Problem: Collect all lines containing the word "ylabel" from the data.

------------------------------

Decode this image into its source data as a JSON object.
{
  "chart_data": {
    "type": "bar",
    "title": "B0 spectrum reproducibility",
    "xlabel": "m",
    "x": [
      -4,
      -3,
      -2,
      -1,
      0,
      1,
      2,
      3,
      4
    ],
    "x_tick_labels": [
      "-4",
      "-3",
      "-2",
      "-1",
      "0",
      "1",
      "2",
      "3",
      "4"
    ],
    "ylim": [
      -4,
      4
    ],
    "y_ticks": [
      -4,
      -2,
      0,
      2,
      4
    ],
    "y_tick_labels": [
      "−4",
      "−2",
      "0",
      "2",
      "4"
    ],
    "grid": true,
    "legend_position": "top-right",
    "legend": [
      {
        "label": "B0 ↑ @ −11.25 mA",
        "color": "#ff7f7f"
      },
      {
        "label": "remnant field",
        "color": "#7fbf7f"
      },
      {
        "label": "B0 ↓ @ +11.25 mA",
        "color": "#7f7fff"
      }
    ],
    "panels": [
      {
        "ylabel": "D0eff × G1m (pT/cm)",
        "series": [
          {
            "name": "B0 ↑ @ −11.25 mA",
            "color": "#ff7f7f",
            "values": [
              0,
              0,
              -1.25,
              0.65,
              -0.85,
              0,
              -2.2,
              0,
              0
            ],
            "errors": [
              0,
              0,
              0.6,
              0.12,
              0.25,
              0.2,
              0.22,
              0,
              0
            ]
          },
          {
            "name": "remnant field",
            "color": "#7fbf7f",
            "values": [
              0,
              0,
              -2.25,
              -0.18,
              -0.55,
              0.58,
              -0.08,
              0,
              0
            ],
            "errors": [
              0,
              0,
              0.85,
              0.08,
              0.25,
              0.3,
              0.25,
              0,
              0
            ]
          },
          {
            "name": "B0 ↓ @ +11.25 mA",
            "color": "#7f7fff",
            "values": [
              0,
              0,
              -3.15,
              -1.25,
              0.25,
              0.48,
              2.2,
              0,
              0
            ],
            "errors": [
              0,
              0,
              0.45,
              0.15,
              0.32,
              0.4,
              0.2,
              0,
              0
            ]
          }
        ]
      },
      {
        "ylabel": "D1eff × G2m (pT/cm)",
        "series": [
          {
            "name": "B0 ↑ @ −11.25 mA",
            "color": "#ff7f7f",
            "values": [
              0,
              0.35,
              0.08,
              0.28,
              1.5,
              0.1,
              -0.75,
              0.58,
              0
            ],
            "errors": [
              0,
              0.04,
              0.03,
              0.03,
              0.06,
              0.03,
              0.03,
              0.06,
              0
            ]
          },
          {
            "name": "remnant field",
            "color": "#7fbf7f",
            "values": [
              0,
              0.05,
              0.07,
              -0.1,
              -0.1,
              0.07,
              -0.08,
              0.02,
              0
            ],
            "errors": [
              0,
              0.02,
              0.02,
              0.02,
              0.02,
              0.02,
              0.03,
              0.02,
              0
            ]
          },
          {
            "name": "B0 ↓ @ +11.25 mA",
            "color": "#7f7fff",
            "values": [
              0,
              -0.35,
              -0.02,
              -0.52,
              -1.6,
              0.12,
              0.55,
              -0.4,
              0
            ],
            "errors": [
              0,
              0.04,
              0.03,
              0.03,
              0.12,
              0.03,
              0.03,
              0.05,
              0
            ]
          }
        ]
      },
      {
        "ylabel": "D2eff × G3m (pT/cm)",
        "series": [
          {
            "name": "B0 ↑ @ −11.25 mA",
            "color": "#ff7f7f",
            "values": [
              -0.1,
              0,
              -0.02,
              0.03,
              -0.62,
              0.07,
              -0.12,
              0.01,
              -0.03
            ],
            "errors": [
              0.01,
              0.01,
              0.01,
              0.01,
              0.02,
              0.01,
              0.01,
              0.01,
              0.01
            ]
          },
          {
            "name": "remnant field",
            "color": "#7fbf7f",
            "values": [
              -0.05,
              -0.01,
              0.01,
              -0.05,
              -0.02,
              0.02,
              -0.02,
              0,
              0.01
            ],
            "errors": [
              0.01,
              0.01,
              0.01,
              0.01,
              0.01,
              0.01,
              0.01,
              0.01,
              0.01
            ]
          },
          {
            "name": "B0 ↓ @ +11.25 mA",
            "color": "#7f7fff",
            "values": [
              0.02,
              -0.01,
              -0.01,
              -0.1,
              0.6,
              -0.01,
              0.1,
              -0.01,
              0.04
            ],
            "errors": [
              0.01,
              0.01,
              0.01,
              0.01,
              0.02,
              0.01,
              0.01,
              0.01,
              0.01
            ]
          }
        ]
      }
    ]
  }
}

------------------------------

Full answer:
        "ylabel": "D0eff × G1m (pT/cm)",
        "ylabel": "D1eff × G2m (pT/cm)",
        "ylabel": "D2eff × G3m (pT/cm)",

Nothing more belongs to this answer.